WHAT NEEDS TO BE DONE
From the first entry to the last, copy everything exactly except the pictures.

DATA IN THIS EXERCISE
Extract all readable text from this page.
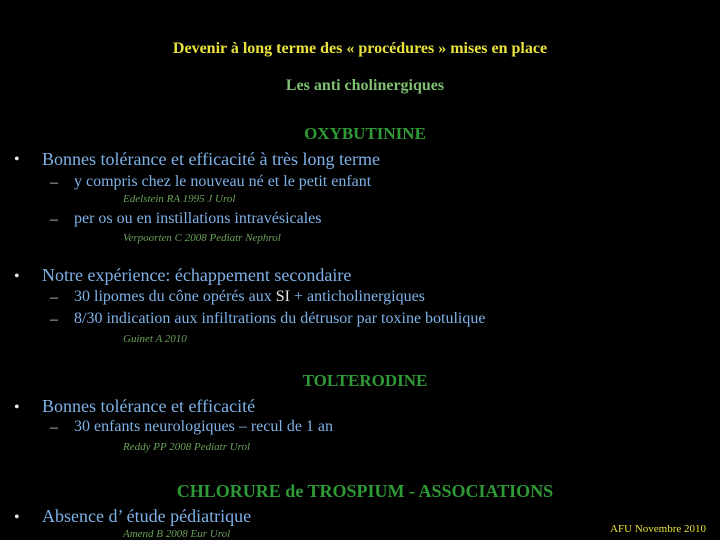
Devenir à long terme des « procédures » mises en place
Les anti cholinergiques
OXYBUTININE
• Bonnes tolérance et efficacité à très long terme
– y compris chez le nouveau né et le petit enfant
Edelstein RA 1995 J Urol
– per os ou en instillations intravésicales
Verpoorten C 2008 Pediatr Nephrol
• Notre expérience: échappement secondaire
– 30 lipomes du cône opérés aux SI + anticholinergiques
– 8/30 indication aux infiltrations du détrusor par toxine botulique
Guinet A 2010
TOLTERODINE
• Bonnes tolérance et efficacité
– 30 enfants neurologiques – recul de 1 an
Reddy PP 2008 Pediatr Urol
CHLORURE de TROSPIUM - ASSOCIATIONS
• Absence d’ étude pédiatrique
Amend B 2008 Eur Urol	AFU Novembre 2010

EXERCISE RESPONSE
Extract all readable text from this page.
Devenir à long terme des « procédures » mises en place
Les anti cholinergiques
OXYBUTININE
• Bonnes tolérance et efficacité à très long terme
– y compris chez le nouveau né et le petit enfant
Edelstein RA 1995 J Urol
– per os ou en instillations intravésicales
Verpoorten C 2008 Pediatr Nephrol
• Notre expérience: échappement secondaire
– 30 lipomes du cône opérés aux SI + anticholinergiques
– 8/30 indication aux infiltrations du détrusor par toxine botulique
Guinet A 2010
TOLTERODINE
• Bonnes tolérance et efficacité
– 30 enfants neurologiques – recul de 1 an
Reddy PP 2008 Pediatr Urol
CHLORURE de TROSPIUM - ASSOCIATIONS
• Absence d’ étude pédiatrique
Amend B 2008 Eur Urol	AFU Novembre 2010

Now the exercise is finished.